DIRECTIONS - Read the data below line by line and copy each one with "Anantnag" in it.

DATA EXCERPTS -
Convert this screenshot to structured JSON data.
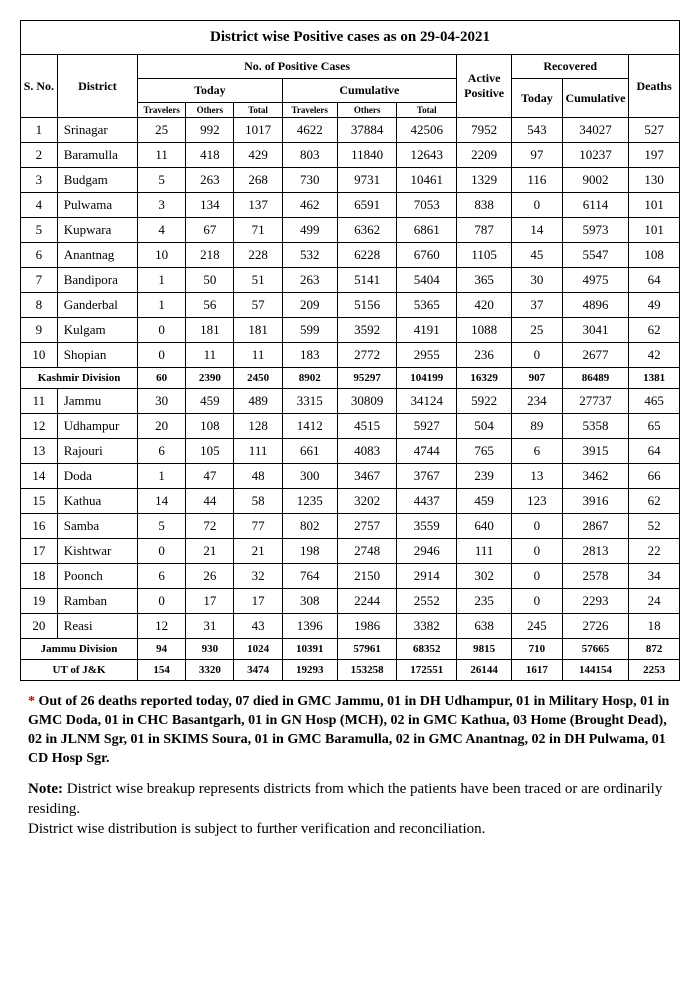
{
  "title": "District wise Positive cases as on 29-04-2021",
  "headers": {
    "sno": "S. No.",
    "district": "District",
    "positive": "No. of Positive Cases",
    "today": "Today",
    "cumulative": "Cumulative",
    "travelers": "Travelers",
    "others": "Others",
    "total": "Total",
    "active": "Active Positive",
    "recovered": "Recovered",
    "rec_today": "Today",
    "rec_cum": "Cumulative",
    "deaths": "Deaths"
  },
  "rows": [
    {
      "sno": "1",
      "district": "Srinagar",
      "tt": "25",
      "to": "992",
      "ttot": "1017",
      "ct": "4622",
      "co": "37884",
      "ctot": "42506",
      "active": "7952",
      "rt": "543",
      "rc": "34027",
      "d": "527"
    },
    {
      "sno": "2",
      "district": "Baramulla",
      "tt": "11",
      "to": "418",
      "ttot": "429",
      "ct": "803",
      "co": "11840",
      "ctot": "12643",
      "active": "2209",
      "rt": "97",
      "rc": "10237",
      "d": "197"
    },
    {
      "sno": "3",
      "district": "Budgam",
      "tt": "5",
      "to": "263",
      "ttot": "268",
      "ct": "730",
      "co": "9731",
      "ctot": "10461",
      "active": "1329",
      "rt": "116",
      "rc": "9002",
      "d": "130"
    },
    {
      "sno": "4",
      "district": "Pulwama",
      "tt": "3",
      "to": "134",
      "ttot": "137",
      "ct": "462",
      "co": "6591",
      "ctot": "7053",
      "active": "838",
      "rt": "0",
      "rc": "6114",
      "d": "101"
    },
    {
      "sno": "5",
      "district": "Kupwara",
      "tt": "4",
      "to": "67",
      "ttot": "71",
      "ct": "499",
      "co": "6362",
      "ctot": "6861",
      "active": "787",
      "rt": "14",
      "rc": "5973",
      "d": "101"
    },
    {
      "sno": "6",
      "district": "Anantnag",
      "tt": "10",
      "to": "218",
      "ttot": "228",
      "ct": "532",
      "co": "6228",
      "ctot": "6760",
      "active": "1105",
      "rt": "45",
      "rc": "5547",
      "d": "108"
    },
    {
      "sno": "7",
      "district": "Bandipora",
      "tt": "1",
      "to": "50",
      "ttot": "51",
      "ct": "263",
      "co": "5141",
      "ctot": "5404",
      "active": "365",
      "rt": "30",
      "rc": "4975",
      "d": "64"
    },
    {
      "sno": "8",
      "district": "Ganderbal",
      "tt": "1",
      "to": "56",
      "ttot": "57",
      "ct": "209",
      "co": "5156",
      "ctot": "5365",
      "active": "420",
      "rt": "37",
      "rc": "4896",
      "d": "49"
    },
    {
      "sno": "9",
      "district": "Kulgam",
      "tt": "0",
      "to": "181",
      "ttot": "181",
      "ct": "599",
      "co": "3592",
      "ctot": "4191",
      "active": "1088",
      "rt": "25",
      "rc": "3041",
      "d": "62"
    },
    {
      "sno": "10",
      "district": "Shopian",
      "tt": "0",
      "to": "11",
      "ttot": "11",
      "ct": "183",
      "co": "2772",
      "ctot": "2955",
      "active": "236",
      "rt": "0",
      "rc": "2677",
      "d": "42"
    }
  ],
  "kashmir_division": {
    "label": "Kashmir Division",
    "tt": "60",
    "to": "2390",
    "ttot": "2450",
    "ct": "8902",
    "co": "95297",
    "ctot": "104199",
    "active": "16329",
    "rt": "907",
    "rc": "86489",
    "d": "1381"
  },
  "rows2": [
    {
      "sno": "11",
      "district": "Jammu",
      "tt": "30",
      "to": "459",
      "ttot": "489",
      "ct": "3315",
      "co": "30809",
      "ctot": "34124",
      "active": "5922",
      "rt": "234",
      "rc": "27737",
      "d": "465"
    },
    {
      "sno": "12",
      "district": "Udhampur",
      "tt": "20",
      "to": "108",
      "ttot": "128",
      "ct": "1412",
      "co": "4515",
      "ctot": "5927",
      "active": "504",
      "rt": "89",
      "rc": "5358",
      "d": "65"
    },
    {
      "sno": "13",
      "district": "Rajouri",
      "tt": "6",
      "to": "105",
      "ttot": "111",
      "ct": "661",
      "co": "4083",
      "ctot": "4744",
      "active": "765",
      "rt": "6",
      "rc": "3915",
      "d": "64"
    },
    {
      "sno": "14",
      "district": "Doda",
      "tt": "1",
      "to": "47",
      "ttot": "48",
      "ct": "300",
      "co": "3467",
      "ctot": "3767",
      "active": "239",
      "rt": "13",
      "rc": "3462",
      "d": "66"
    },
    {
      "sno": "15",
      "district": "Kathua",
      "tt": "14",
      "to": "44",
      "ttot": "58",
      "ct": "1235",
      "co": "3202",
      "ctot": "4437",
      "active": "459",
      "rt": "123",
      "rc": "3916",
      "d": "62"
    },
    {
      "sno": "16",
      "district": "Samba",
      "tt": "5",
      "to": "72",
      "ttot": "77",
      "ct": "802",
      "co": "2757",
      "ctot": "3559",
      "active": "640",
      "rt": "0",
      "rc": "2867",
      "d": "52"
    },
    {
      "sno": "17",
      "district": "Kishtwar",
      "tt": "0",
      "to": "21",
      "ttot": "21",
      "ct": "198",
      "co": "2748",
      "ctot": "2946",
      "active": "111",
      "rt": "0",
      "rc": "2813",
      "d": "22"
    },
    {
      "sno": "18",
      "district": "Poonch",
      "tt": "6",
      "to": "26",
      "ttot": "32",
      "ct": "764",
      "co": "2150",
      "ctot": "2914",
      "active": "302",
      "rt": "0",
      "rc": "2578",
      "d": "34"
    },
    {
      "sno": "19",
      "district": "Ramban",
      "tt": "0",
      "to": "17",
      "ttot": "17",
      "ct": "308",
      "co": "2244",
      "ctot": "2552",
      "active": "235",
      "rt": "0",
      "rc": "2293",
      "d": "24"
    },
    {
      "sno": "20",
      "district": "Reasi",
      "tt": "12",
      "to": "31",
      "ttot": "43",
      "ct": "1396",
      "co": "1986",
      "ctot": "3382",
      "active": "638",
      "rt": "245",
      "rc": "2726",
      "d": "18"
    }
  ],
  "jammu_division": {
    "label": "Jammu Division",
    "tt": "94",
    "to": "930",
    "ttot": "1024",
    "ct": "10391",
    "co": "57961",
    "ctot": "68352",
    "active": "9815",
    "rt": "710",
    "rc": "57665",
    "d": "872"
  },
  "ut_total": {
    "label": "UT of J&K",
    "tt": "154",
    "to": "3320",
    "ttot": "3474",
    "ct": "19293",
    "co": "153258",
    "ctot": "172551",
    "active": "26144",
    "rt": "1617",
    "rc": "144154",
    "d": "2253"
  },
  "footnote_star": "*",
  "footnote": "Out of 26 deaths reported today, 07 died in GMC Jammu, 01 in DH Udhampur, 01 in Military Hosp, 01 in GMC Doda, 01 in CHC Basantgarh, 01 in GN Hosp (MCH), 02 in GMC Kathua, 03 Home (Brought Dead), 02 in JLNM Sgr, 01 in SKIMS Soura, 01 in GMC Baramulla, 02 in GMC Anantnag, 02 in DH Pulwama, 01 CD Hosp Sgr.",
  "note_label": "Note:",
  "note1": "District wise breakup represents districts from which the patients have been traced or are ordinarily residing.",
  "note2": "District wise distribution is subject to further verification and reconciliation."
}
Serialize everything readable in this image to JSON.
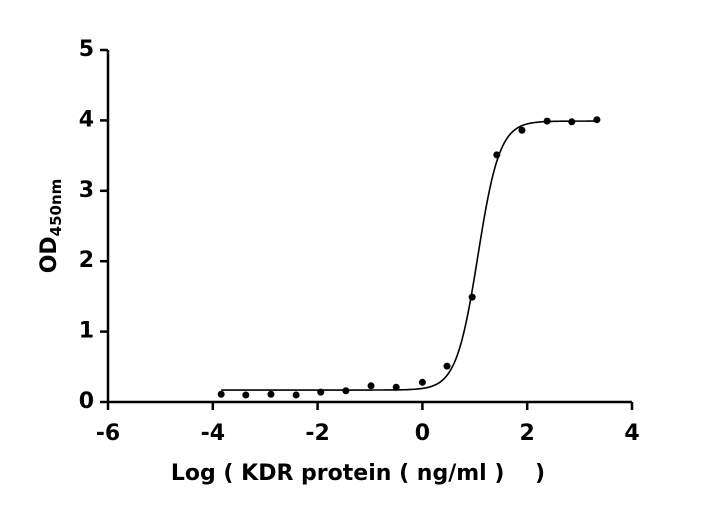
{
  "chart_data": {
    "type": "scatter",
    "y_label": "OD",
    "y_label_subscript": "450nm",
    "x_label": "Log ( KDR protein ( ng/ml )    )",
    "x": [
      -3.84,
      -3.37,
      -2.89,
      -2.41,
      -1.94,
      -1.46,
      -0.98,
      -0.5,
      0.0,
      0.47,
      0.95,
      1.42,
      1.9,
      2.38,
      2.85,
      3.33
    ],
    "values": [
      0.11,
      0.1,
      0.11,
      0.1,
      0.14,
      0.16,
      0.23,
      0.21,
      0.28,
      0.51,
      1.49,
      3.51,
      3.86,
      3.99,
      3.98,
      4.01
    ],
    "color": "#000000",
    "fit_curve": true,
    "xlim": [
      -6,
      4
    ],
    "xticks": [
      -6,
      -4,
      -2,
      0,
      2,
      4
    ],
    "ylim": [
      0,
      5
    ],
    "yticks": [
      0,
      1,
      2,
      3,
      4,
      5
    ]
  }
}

PROBLEM SOLUTION -
      "district": "Anantnag",
  "footnote": "Out of 26 deaths reported today, 07 died in GMC Jammu, 01 in DH Udhampur, 01 in Military Hosp, 01 in GMC Doda, 01 in CHC Basantgarh, 01 in GN Hosp (MCH), 02 in GMC Kathua, 03 Home (Brought Dead), 02 in JLNM Sgr, 01 in SKIMS Soura, 01 in GMC Baramulla, 02 in GMC Anantnag, 02 in DH Pulwama, 01 CD Hosp Sgr.",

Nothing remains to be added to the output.